Exclude the pictures and reproduce the remaining data exactly as written.

*** SOURCE DATA

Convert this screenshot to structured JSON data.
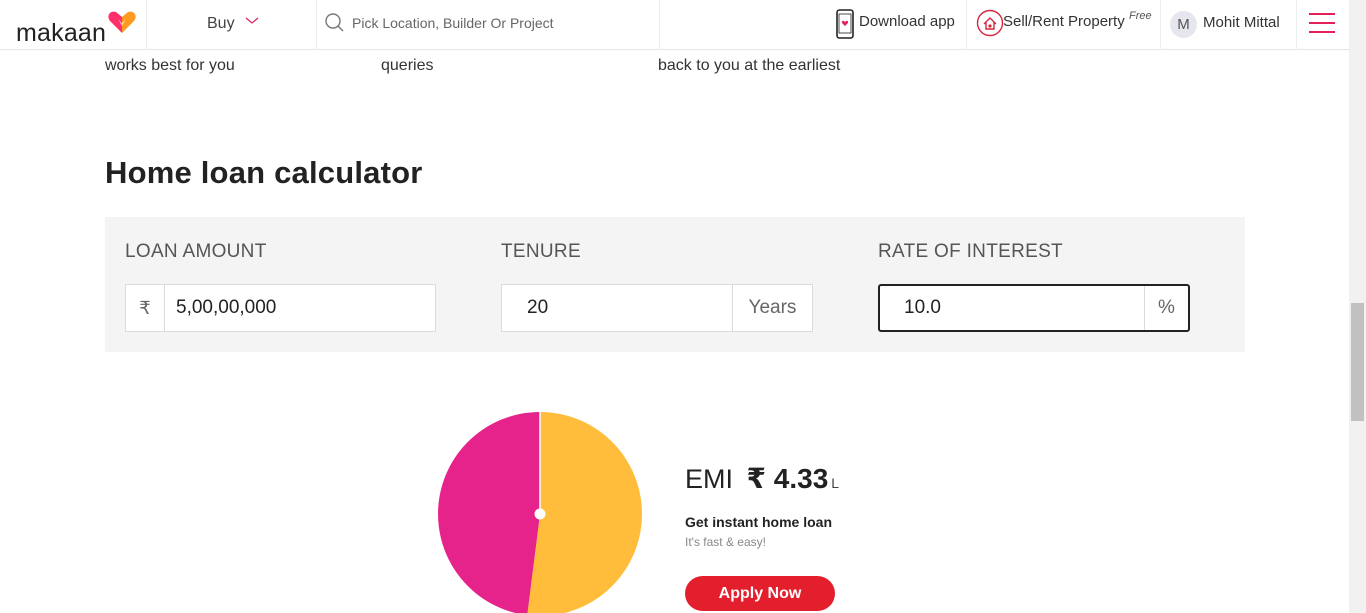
{
  "header": {
    "logo_text": "makaan",
    "buy_label": "Buy",
    "search_placeholder": "Pick Location, Builder Or Project",
    "download_label": "Download app",
    "sell_label": "Sell/Rent Property",
    "sell_badge": "Free",
    "user_initial": "M",
    "user_name": "Mohit Mittal"
  },
  "steps": [
    {
      "text": "works best for you"
    },
    {
      "text": "queries"
    },
    {
      "text": "back to you at the earliest"
    }
  ],
  "calculator": {
    "title": "Home loan calculator",
    "loan_amount": {
      "label": "LOAN AMOUNT",
      "prefix": "₹",
      "value": "5,00,00,000"
    },
    "tenure": {
      "label": "TENURE",
      "value": "20",
      "suffix": "Years"
    },
    "rate": {
      "label": "RATE OF INTEREST",
      "value": "10.0",
      "suffix": "%"
    }
  },
  "result": {
    "emi_label": "EMI",
    "emi_currency": "₹",
    "emi_value": "4.33",
    "emi_unit": "L",
    "loan_heading": "Get instant home loan",
    "loan_sub": "It's fast & easy!",
    "apply_label": "Apply Now"
  },
  "pie": {
    "principal_share": 0.48,
    "colors": {
      "principal": "#e6238a",
      "interest": "#ffbd3b"
    }
  },
  "colors": {
    "accent": "#e41f5a",
    "button": "#e41f2d"
  }
}
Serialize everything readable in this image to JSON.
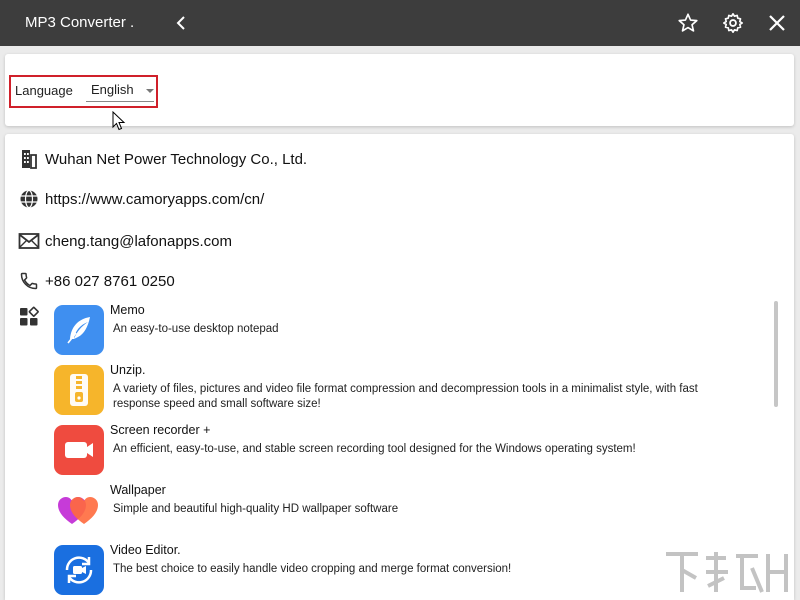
{
  "app": {
    "title": "MP3 Converter ."
  },
  "language": {
    "label": "Language",
    "value": "English"
  },
  "company": {
    "name": "Wuhan Net Power Technology Co., Ltd.",
    "website": "https://www.camoryapps.com/cn/",
    "email": "cheng.tang@lafonapps.com",
    "phone": "+86 027 8761 0250"
  },
  "apps": [
    {
      "name": "Memo",
      "desc": "An easy-to-use desktop notepad",
      "color": "#3f8ff0"
    },
    {
      "name": "Unzip.",
      "desc": "A variety of files, pictures and video file format compression and decompression tools in a minimalist style, with fast response speed and small software size!",
      "color": "#f6b52b"
    },
    {
      "name": "Screen recorder +",
      "desc": "An efficient, easy-to-use, and stable screen recording tool designed for the Windows operating system!",
      "color": "#ef4b3f"
    },
    {
      "name": "Wallpaper",
      "desc": "Simple and beautiful high-quality HD wallpaper software",
      "color": "#d93bd0"
    },
    {
      "name": "Video Editor.",
      "desc": "The best choice to easily handle video cropping and merge format conversion!",
      "color": "#1a6fe0"
    }
  ],
  "colors": {
    "titlebar": "#3d3d3d",
    "highlight": "#d0202a"
  },
  "icons": [
    "back-icon",
    "star-icon",
    "gear-icon",
    "close-icon",
    "building-icon",
    "globe-icon",
    "mail-icon",
    "phone-icon",
    "apps-grid-icon"
  ]
}
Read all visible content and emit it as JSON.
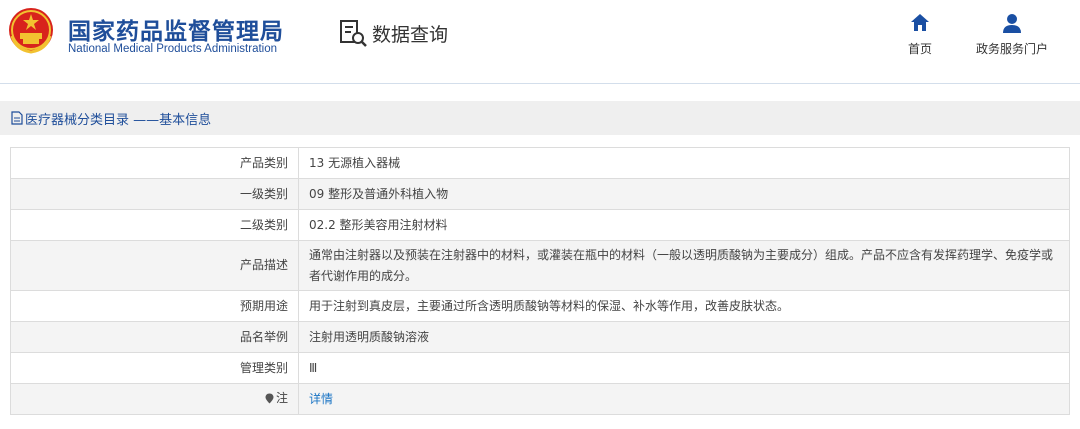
{
  "header": {
    "org_name_cn": "国家药品监督管理局",
    "org_name_en": "National Medical Products Administration",
    "query_label": "数据查询",
    "nav": [
      {
        "label": "首页",
        "icon": "home-icon"
      },
      {
        "label": "政务服务门户",
        "icon": "user-icon"
      }
    ],
    "colors": {
      "brand": "#1f4e9a",
      "nav_icon": "#1a4fa3"
    }
  },
  "section": {
    "icon": "document-icon",
    "title": "医疗器械分类目录 ——基本信息"
  },
  "rows": [
    {
      "label": "产品类别",
      "value": "13 无源植入器械"
    },
    {
      "label": "一级类别",
      "value": "09 整形及普通外科植入物"
    },
    {
      "label": "二级类别",
      "value": "02.2 整形美容用注射材料"
    },
    {
      "label": "产品描述",
      "value": "通常由注射器以及预装在注射器中的材料，或灌装在瓶中的材料（一般以透明质酸钠为主要成分）组成。产品不应含有发挥药理学、免疫学或者代谢作用的成分。"
    },
    {
      "label": "预期用途",
      "value": "用于注射到真皮层，主要通过所含透明质酸钠等材料的保湿、补水等作用，改善皮肤状态。"
    },
    {
      "label": "品名举例",
      "value": "注射用透明质酸钠溶液"
    },
    {
      "label": "管理类别",
      "value": "Ⅲ"
    },
    {
      "label": "注",
      "value": "详情",
      "icon": "pin-icon"
    }
  ],
  "link_color": "#1a74c4"
}
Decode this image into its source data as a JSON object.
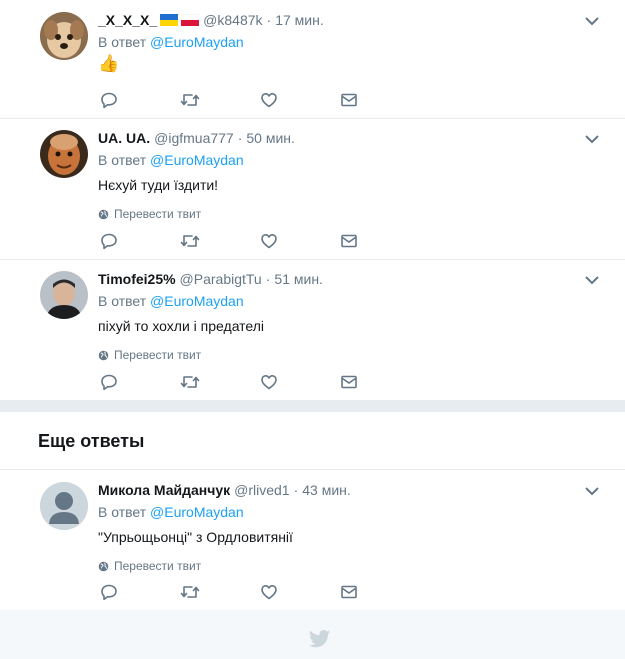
{
  "tweets": [
    {
      "fullname": "_X_X_X_",
      "has_flags": true,
      "username": "@k8487k",
      "time": "17 мин.",
      "reply_prefix": "В ответ",
      "reply_handle": "@EuroMaydan",
      "text": "👍",
      "translate": ""
    },
    {
      "fullname": "UA. UA.",
      "has_flags": false,
      "username": "@igfmua777",
      "time": "50 мин.",
      "reply_prefix": "В ответ",
      "reply_handle": "@EuroMaydan",
      "text": "Нєхуй туди їздити!",
      "translate": "Перевести твит"
    },
    {
      "fullname": "Timofei25%",
      "has_flags": false,
      "username": "@ParabigtTu",
      "time": "51 мин.",
      "reply_prefix": "В ответ",
      "reply_handle": "@EuroMaydan",
      "text": "піхуй то хохли і предателі",
      "translate": "Перевести твит"
    },
    {
      "fullname": "Микола Майданчук",
      "has_flags": false,
      "username": "@rlived1",
      "time": "43 мин.",
      "reply_prefix": "В ответ",
      "reply_handle": "@EuroMaydan",
      "text": "\"Упрьощьонці\" з Ордловитянії",
      "translate": "Перевести твит"
    }
  ],
  "more_replies_title": "Еще ответы",
  "separator": "·",
  "icons": {
    "reply": "reply-icon",
    "retweet": "retweet-icon",
    "like": "heart-icon",
    "dm": "envelope-icon",
    "caret": "chevron-down-icon",
    "globe": "globe-icon",
    "footer": "twitter-bird-icon"
  },
  "colors": {
    "link": "#1da1f2",
    "muted": "#657786",
    "border": "#e6ecf0",
    "footer_bg": "#f5f8fa"
  }
}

******

# [EXERCISE RESULT]
Convert this screenshot to structured JSON data.
{
  "header": {
    "logo_text": "makaan",
    "buy_label": "Buy",
    "search_placeholder": "Pick Location, Builder Or Project",
    "download_label": "Download app",
    "sell_label": "Sell/Rent Property",
    "sell_badge": "Free",
    "user_initial": "M",
    "user_name": "Mohit Mittal"
  },
  "steps": [
    {
      "text": "works best for you"
    },
    {
      "text": "queries"
    },
    {
      "text": "back to you at the earliest"
    }
  ],
  "calculator": {
    "title": "Home loan calculator",
    "loan_amount": {
      "label": "LOAN AMOUNT",
      "prefix": "₹",
      "value": "5,00,00,000"
    },
    "tenure": {
      "label": "TENURE",
      "value": "20",
      "suffix": "Years"
    },
    "rate": {
      "label": "RATE OF INTEREST",
      "value": "10.0",
      "suffix": "%"
    }
  },
  "result": {
    "emi_label": "EMI",
    "emi_currency": "₹",
    "emi_value": "4.33",
    "emi_unit": "L",
    "loan_heading": "Get instant home loan",
    "loan_sub": "It's fast & easy!",
    "apply_label": "Apply Now"
  },
  "pie": {
    "principal_share": 0.48,
    "colors": {
      "principal": "#e6238a",
      "interest": "#ffbd3b"
    }
  },
  "colors": {
    "accent": "#e41f5a",
    "button": "#e41f2d"
  }
}
Serialize everything readable in this image to JSON.
{
  "app": {
    "title": "MP3 Converter ."
  },
  "language": {
    "label": "Language",
    "value": "English"
  },
  "company": {
    "name": "Wuhan Net Power Technology Co., Ltd.",
    "website": "https://www.camoryapps.com/cn/",
    "email": "cheng.tang@lafonapps.com",
    "phone": "+86 027 8761 0250"
  },
  "apps": [
    {
      "name": "Memo",
      "desc": "An easy-to-use desktop notepad",
      "color": "#3f8ff0"
    },
    {
      "name": "Unzip.",
      "desc": "A variety of files, pictures and video file format compression and decompression tools in a minimalist style, with fast response speed and small software size!",
      "color": "#f6b52b"
    },
    {
      "name": "Screen recorder +",
      "desc": "An efficient, easy-to-use, and stable screen recording tool designed for the Windows operating system!",
      "color": "#ef4b3f"
    },
    {
      "name": "Wallpaper",
      "desc": "Simple and beautiful high-quality HD wallpaper software",
      "color": "#d93bd0"
    },
    {
      "name": "Video Editor.",
      "desc": "The best choice to easily handle video cropping and merge format conversion!",
      "color": "#1a6fe0"
    }
  ],
  "colors": {
    "titlebar": "#3d3d3d",
    "highlight": "#d0202a"
  },
  "icons": [
    "back-icon",
    "star-icon",
    "gear-icon",
    "close-icon",
    "building-icon",
    "globe-icon",
    "mail-icon",
    "phone-icon",
    "apps-grid-icon"
  ]
}
Read all visible content and emit it as JSON.
{
  "header": {
    "org_name_cn": "国家药品监督管理局",
    "org_name_en": "National Medical Products Administration",
    "query_label": "数据查询",
    "nav": [
      {
        "label": "首页",
        "icon": "home-icon"
      },
      {
        "label": "政务服务门户",
        "icon": "user-icon"
      }
    ],
    "colors": {
      "brand": "#1f4e9a",
      "nav_icon": "#1a4fa3"
    }
  },
  "section": {
    "icon": "document-icon",
    "title": "医疗器械分类目录 ——基本信息"
  },
  "rows": [
    {
      "label": "产品类别",
      "value": "13 无源植入器械"
    },
    {
      "label": "一级类别",
      "value": "09 整形及普通外科植入物"
    },
    {
      "label": "二级类别",
      "value": "02.2 整形美容用注射材料"
    },
    {
      "label": "产品描述",
      "value": "通常由注射器以及预装在注射器中的材料，或灌装在瓶中的材料（一般以透明质酸钠为主要成分）组成。产品不应含有发挥药理学、免疫学或者代谢作用的成分。"
    },
    {
      "label": "预期用途",
      "value": "用于注射到真皮层，主要通过所含透明质酸钠等材料的保湿、补水等作用，改善皮肤状态。"
    },
    {
      "label": "品名举例",
      "value": "注射用透明质酸钠溶液"
    },
    {
      "label": "管理类别",
      "value": "Ⅲ"
    },
    {
      "label": "注",
      "value": "详情",
      "icon": "pin-icon"
    }
  ],
  "link_color": "#1a74c4"
}
Decode this image into its source data as a JSON object.
{
  "tweets": [
    {
      "fullname": "_X_X_X_",
      "has_flags": true,
      "username": "@k8487k",
      "time": "17 мин.",
      "reply_prefix": "В ответ",
      "reply_handle": "@EuroMaydan",
      "text": "👍",
      "translate": ""
    },
    {
      "fullname": "UA. UA.",
      "has_flags": false,
      "username": "@igfmua777",
      "time": "50 мин.",
      "reply_prefix": "В ответ",
      "reply_handle": "@EuroMaydan",
      "text": "Нєхуй туди їздити!",
      "translate": "Перевести твит"
    },
    {
      "fullname": "Timofei25%",
      "has_flags": false,
      "username": "@ParabigtTu",
      "time": "51 мин.",
      "reply_prefix": "В ответ",
      "reply_handle": "@EuroMaydan",
      "text": "піхуй то хохли і предателі",
      "translate": "Перевести твит"
    },
    {
      "fullname": "Микола Майданчук",
      "has_flags": false,
      "username": "@rlived1",
      "time": "43 мин.",
      "reply_prefix": "В ответ",
      "reply_handle": "@EuroMaydan",
      "text": "\"Упрьощьонці\" з Ордловитянії",
      "translate": "Перевести твит"
    }
  ],
  "more_replies_title": "Еще ответы",
  "separator": "·",
  "icons": {
    "reply": "reply-icon",
    "retweet": "retweet-icon",
    "like": "heart-icon",
    "dm": "envelope-icon",
    "caret": "chevron-down-icon",
    "globe": "globe-icon",
    "footer": "twitter-bird-icon"
  },
  "colors": {
    "link": "#1da1f2",
    "muted": "#657786",
    "border": "#e6ecf0",
    "footer_bg": "#f5f8fa"
  }
}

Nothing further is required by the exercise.